Given request |
Show, in full, each line of the data that contains "subtitle".

Entries supplied |

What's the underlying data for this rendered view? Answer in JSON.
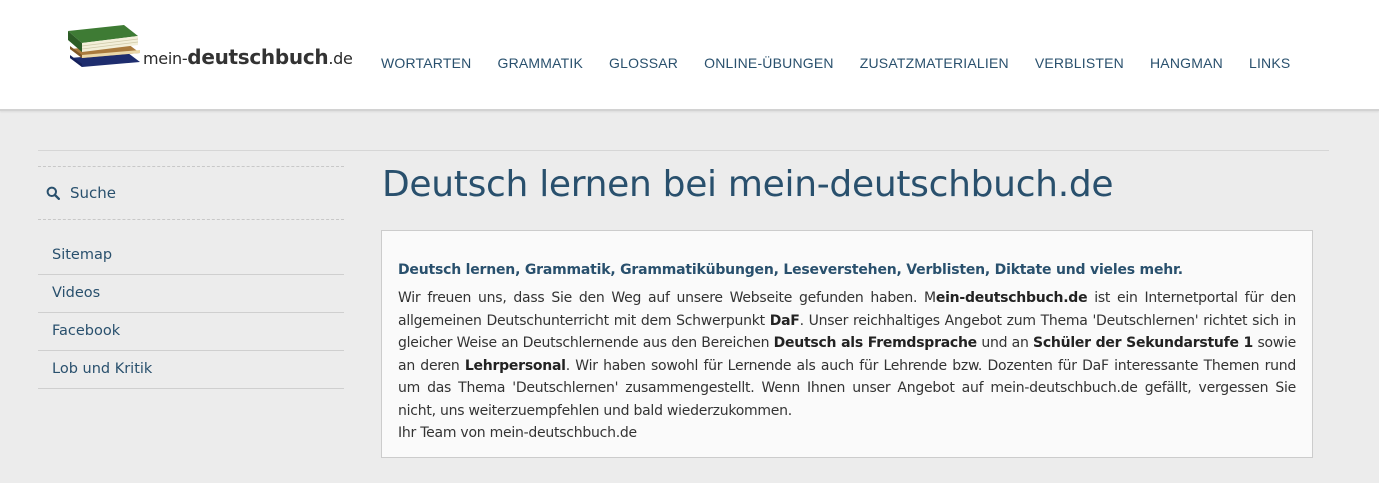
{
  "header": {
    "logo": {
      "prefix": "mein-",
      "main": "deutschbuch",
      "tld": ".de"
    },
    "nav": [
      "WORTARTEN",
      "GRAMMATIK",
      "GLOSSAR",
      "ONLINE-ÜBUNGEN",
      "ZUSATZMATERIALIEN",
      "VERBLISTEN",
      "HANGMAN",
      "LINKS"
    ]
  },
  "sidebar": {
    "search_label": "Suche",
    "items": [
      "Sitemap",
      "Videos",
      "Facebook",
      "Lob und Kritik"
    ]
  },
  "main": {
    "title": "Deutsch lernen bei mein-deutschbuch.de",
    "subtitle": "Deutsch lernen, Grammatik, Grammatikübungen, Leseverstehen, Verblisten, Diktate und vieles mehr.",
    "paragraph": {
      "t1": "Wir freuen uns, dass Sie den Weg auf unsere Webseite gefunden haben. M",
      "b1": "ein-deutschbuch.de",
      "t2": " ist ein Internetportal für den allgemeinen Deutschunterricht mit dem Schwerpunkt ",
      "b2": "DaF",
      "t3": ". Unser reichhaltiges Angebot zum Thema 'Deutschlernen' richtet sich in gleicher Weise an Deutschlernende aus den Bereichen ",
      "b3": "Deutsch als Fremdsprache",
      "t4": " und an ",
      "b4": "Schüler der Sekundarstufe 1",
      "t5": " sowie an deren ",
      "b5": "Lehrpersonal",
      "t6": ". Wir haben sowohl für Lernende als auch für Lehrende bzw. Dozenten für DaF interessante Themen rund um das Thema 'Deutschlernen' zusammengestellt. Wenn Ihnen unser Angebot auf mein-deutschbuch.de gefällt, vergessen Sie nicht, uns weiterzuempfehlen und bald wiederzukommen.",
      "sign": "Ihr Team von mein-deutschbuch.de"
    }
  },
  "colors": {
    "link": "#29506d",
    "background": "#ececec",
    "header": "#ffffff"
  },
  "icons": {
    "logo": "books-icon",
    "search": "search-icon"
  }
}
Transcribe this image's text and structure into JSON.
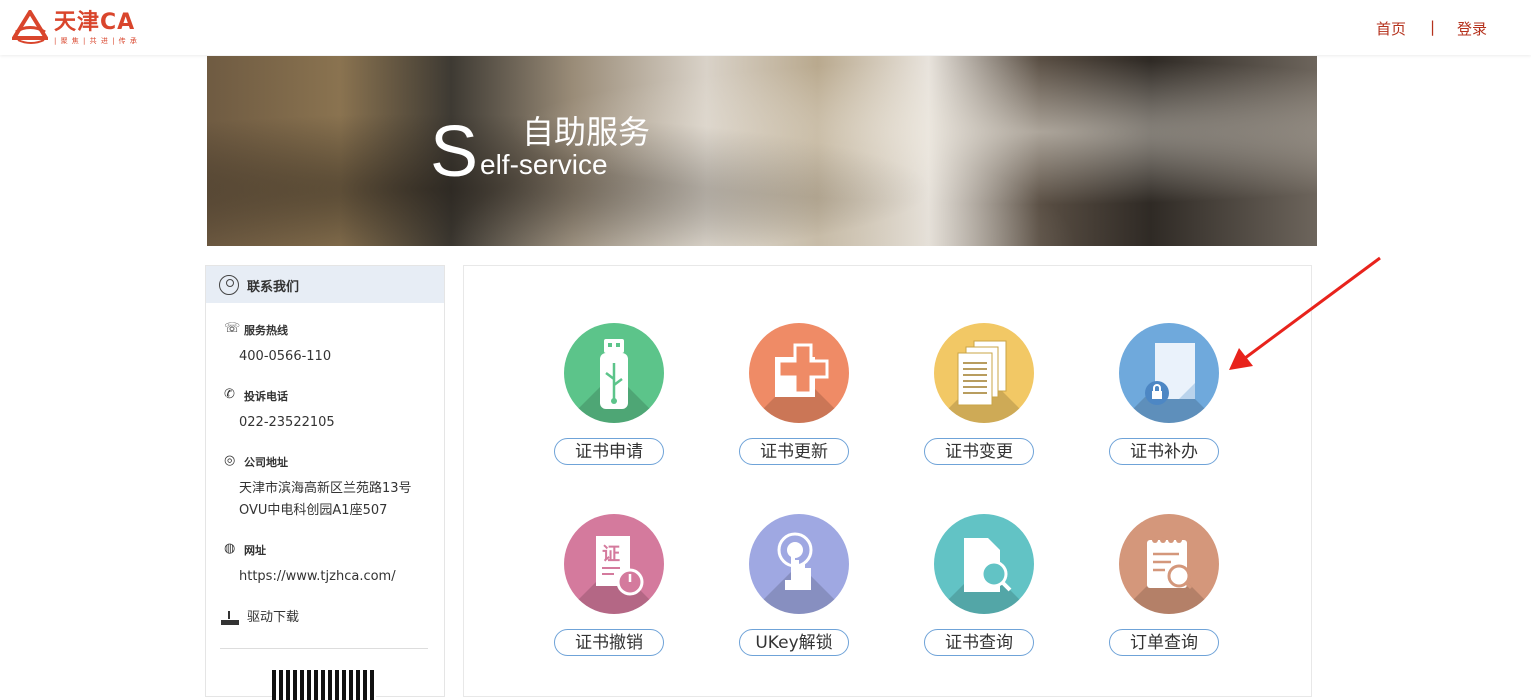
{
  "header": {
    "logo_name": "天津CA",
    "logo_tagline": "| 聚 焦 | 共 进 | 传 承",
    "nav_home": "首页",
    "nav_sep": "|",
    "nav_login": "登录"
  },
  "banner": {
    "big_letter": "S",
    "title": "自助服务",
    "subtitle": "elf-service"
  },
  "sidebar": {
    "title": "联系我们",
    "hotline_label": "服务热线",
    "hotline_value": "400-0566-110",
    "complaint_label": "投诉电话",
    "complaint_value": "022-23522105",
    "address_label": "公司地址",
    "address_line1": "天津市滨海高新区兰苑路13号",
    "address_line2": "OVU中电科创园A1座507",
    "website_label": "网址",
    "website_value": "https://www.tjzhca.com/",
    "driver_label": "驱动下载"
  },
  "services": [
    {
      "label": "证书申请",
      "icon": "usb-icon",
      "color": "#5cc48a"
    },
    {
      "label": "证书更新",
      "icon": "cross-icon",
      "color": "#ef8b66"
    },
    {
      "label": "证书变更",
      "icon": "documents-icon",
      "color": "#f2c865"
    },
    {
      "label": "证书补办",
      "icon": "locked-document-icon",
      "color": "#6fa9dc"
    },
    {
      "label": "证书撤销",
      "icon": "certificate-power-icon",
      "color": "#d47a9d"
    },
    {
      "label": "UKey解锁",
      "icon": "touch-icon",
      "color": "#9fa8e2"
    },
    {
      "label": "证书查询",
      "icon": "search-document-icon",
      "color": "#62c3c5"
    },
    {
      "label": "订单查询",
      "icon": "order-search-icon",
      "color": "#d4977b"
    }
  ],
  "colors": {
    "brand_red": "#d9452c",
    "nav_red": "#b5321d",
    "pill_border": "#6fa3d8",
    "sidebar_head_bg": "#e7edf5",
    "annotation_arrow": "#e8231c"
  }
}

==

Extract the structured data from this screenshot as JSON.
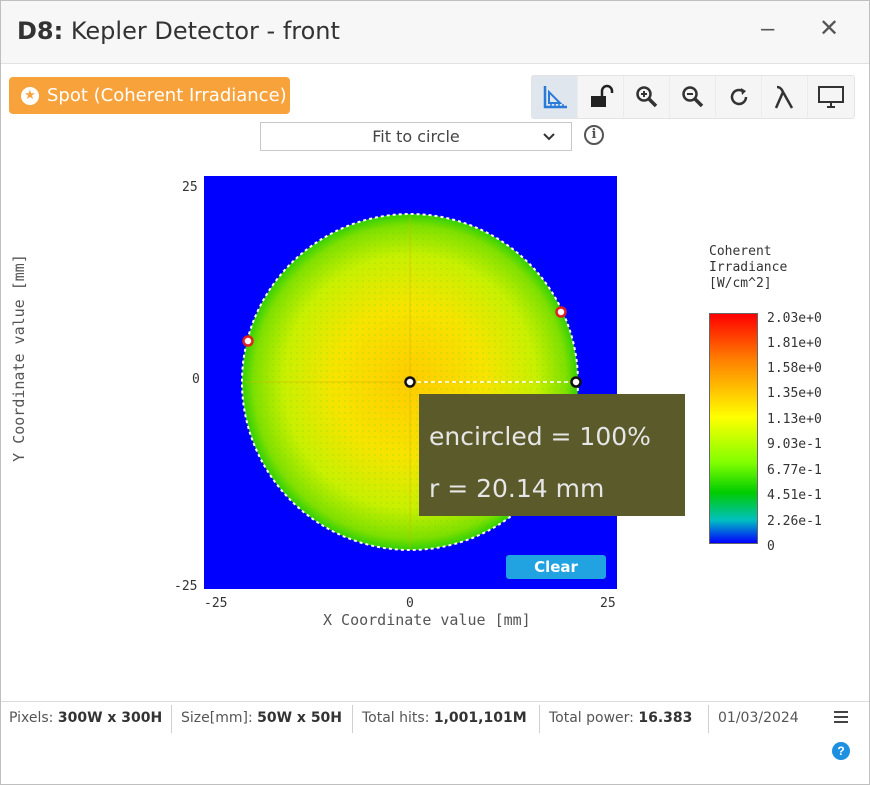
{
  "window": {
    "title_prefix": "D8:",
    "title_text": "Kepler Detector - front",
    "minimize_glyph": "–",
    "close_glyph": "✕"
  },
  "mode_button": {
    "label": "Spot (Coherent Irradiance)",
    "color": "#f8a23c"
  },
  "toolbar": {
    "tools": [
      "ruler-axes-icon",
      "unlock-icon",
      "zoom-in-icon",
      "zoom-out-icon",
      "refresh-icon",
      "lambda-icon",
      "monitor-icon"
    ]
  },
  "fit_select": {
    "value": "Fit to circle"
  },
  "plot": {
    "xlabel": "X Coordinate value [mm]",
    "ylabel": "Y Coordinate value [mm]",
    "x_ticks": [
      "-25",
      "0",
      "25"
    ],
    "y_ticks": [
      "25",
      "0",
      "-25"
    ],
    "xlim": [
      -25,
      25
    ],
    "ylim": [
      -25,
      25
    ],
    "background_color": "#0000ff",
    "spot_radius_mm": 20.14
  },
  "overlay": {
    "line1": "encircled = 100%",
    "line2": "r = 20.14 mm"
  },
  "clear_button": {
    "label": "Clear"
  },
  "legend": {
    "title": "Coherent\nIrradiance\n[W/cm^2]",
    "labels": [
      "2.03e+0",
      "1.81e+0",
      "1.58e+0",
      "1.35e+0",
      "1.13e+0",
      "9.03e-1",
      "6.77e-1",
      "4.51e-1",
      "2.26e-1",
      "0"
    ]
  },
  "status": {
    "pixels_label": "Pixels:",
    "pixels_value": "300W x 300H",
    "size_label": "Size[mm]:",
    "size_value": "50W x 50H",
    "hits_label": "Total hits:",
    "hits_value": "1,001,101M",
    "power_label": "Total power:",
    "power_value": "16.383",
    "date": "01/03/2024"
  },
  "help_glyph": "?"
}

Result of this task |
    "subtitle": "Deutsch lernen, Grammatik, Grammatikübungen, Leseverstehen, Verblisten, Diktate und vieles mehr.",
    "subtitle": "elf-service"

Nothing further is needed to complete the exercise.